• [Entries]:
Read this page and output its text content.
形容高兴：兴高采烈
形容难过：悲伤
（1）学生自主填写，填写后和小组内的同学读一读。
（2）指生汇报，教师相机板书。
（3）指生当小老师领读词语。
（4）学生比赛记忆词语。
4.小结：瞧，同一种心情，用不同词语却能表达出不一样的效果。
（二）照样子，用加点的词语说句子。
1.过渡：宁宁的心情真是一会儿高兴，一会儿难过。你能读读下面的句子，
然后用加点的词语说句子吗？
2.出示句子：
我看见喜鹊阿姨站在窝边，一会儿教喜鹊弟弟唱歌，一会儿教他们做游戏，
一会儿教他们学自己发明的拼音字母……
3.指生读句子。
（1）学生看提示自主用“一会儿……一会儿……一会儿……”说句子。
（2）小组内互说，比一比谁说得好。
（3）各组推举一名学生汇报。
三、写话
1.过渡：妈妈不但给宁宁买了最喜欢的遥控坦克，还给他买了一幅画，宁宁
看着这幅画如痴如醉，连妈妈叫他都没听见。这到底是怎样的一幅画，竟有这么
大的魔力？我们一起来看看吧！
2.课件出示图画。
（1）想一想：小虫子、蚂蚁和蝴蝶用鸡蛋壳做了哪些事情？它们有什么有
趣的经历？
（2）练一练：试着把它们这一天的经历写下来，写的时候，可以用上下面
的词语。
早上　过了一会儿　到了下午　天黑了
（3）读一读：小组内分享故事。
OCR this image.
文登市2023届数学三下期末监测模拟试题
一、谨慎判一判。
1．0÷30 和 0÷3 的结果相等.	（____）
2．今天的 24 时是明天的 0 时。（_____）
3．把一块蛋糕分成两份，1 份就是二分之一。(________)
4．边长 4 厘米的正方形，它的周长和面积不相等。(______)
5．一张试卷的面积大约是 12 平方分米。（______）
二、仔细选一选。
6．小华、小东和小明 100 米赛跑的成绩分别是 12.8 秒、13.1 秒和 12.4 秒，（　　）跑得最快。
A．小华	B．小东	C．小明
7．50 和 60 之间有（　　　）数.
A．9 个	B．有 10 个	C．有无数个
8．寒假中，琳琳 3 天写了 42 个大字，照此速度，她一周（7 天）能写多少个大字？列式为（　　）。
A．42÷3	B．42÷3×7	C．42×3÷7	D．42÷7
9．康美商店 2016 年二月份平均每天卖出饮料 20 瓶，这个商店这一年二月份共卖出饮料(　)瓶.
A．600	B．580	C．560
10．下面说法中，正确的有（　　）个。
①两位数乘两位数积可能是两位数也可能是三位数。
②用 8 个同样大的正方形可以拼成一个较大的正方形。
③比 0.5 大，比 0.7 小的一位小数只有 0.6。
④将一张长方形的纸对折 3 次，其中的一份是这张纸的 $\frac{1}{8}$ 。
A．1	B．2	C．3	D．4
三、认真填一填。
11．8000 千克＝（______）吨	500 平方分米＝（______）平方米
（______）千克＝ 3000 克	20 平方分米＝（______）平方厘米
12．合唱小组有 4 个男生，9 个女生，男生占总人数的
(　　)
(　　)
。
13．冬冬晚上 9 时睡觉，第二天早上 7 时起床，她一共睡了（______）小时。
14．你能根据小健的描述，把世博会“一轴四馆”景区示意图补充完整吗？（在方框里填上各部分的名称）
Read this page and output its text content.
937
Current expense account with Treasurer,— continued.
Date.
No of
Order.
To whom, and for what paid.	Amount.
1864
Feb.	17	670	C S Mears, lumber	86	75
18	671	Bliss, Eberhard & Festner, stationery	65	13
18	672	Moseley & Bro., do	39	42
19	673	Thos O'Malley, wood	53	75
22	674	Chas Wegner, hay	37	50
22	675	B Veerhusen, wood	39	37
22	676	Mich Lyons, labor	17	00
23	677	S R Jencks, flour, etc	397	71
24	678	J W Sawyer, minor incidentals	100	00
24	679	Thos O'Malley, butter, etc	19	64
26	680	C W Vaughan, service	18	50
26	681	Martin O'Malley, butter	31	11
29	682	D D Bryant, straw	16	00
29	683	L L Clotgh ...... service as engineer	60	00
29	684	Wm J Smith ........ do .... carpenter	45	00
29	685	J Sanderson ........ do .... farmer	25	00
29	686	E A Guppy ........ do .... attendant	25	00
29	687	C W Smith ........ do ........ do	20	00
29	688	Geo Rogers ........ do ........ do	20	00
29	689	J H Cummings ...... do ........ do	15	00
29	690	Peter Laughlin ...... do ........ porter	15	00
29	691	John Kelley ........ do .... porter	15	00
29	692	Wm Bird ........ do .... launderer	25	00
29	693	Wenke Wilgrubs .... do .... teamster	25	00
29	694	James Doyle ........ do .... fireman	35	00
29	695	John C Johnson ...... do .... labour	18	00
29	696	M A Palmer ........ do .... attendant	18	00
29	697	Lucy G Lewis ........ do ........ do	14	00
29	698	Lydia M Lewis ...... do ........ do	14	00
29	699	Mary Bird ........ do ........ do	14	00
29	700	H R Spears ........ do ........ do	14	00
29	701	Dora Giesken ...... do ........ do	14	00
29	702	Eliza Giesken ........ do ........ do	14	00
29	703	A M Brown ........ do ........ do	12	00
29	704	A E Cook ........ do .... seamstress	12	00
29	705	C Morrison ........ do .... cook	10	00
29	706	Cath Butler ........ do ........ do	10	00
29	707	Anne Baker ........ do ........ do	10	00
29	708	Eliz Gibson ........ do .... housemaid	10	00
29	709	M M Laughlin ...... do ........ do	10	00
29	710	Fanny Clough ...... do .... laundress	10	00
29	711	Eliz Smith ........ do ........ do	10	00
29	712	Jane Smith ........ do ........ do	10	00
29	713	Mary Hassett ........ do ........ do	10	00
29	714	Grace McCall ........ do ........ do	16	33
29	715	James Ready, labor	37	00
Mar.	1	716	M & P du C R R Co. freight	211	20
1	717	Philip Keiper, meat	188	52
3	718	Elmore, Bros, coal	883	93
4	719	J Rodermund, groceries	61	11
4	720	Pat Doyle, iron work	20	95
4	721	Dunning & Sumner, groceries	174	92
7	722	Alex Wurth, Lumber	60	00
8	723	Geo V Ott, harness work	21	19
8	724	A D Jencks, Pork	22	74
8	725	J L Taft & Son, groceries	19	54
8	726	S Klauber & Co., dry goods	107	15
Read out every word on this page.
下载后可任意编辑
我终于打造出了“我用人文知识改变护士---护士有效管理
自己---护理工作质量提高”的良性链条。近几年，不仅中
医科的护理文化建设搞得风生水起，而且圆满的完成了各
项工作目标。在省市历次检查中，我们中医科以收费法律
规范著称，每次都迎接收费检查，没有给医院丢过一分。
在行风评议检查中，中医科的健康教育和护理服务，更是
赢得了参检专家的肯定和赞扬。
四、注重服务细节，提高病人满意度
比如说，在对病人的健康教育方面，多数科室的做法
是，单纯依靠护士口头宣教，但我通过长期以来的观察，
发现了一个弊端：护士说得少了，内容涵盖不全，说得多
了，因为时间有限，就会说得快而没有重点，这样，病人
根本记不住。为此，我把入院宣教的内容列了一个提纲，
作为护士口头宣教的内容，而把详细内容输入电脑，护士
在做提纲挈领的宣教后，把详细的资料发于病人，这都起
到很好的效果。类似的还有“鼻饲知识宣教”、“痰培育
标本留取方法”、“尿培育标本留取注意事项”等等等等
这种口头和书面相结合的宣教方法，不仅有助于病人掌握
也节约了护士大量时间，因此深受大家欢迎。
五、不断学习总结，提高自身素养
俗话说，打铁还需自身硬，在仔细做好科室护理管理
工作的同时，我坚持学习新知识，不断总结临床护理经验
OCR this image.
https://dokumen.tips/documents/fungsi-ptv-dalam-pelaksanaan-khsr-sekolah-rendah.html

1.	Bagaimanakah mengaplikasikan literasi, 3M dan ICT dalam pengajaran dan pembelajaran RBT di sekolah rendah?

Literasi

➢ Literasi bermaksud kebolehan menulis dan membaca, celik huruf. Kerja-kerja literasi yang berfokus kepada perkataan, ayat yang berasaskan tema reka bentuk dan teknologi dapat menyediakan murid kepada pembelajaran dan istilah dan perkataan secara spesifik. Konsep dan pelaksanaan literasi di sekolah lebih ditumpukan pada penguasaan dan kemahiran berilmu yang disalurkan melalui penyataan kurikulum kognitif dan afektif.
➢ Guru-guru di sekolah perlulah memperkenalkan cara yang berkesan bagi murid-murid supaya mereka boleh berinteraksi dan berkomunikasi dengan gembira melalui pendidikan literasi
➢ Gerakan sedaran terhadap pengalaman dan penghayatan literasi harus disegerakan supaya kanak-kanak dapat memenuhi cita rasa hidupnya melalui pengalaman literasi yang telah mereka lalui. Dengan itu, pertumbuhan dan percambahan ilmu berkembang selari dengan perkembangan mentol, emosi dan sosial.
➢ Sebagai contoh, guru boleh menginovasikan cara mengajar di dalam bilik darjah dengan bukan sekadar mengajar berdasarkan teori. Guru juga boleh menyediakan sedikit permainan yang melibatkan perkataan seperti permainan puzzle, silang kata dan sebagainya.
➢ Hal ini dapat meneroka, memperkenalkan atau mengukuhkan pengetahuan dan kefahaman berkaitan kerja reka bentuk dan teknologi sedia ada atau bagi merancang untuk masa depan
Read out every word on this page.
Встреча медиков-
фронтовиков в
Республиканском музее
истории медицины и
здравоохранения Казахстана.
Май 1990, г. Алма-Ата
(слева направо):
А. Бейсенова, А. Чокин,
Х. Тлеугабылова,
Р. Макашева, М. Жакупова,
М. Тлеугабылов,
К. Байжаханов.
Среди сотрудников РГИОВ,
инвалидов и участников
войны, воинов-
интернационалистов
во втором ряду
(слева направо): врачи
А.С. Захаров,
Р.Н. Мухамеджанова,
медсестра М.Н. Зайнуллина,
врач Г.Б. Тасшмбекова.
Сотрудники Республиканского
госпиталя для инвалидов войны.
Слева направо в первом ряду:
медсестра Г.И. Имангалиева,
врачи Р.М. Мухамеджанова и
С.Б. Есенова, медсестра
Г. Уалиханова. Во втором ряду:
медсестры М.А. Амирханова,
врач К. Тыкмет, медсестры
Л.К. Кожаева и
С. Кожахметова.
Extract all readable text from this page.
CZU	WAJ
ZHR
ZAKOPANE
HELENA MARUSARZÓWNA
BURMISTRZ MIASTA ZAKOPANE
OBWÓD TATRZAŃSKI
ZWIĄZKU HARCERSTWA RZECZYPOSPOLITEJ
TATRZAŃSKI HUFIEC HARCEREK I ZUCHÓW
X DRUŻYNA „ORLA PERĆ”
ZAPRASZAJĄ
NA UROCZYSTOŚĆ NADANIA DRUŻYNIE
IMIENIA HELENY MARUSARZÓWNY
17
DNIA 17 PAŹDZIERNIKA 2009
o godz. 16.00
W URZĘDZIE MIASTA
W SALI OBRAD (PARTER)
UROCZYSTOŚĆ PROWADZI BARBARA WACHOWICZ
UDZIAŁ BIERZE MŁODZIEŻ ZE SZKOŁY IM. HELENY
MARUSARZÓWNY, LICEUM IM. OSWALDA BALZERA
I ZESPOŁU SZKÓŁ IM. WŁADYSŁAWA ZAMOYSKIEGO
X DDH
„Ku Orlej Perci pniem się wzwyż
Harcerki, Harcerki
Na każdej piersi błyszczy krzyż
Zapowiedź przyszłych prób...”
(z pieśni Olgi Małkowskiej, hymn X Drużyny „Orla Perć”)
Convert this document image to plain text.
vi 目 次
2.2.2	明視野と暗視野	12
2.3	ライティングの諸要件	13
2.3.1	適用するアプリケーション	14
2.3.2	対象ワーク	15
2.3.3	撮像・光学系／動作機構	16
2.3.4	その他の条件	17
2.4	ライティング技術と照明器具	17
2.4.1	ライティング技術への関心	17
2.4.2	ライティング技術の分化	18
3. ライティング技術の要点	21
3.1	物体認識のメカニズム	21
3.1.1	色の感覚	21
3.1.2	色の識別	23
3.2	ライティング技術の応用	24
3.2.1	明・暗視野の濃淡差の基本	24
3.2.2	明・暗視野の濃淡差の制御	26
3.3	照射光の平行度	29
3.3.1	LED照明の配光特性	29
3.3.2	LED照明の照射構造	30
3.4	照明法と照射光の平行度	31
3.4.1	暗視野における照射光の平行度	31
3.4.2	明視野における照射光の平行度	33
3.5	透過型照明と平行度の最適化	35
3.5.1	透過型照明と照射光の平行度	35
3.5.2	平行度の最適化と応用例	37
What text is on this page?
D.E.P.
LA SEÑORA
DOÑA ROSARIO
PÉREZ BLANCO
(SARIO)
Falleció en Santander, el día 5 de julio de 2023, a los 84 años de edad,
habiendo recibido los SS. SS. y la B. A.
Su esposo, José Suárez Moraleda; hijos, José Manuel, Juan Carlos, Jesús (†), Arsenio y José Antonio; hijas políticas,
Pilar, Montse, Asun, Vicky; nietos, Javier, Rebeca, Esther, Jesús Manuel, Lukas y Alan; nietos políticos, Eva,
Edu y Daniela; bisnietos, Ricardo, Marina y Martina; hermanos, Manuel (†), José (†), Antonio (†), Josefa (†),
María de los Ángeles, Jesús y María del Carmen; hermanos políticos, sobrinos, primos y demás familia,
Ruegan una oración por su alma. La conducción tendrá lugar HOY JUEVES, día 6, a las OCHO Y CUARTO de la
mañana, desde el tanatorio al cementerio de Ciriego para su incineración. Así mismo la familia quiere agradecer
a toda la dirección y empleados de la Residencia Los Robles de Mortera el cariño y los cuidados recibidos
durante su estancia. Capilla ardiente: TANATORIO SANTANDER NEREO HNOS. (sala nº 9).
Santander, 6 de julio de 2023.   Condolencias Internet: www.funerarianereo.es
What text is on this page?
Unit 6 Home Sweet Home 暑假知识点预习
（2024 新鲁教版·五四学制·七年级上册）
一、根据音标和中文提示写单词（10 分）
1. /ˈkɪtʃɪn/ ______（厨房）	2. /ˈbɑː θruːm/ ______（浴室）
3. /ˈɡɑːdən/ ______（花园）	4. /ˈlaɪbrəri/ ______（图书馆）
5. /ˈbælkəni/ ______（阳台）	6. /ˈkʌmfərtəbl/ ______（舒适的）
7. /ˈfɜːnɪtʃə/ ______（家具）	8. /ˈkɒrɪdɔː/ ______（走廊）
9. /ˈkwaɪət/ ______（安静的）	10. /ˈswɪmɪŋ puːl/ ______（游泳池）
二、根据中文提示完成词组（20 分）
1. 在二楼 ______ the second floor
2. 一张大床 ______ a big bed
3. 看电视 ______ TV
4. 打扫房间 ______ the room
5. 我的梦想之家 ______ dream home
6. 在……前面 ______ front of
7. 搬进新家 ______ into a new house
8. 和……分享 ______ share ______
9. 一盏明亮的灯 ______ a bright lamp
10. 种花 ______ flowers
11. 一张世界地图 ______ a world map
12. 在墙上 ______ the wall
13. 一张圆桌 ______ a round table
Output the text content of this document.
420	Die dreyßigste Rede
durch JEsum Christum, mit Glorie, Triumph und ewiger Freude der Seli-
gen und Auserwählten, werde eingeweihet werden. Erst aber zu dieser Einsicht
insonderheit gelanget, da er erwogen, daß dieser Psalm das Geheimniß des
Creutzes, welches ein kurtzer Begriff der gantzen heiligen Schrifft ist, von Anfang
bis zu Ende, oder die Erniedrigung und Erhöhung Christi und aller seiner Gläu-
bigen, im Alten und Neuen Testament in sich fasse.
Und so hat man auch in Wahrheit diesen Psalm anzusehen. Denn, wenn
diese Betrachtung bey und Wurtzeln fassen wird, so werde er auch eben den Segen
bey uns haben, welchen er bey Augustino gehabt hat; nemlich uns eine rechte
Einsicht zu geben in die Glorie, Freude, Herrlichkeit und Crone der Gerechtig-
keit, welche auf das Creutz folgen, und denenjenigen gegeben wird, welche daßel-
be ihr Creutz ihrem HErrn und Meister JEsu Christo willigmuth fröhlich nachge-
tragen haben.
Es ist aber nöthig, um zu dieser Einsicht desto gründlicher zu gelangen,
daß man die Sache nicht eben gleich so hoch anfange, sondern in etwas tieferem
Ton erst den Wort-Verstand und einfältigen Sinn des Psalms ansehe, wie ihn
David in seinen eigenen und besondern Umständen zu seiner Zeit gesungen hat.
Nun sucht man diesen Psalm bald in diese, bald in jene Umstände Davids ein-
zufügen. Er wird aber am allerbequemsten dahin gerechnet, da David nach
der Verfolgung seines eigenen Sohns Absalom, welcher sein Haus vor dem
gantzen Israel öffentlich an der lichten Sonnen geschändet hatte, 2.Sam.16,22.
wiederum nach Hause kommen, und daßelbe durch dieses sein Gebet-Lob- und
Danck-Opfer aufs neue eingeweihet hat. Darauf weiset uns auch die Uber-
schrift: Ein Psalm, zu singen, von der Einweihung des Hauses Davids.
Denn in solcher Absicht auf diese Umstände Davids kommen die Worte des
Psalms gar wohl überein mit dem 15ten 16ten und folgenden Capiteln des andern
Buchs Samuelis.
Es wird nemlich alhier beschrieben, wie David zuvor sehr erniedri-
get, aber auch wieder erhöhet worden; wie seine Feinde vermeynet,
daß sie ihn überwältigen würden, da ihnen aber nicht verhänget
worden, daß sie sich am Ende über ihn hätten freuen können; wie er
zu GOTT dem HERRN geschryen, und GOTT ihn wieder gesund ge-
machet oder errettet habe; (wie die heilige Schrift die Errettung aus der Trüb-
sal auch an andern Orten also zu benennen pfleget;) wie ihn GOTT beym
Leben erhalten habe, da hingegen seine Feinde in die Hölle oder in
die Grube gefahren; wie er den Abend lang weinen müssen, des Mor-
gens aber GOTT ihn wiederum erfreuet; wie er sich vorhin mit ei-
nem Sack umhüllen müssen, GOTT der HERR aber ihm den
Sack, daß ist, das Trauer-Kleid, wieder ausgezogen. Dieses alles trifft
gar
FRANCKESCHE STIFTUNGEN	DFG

• [Task requirements]: Gather and copy every line of the data in which the string "ZAKOPANE" is found.

• [Result for this exercise]:
ZAKOPANE
BURMISTRZ MIASTA ZAKOPANE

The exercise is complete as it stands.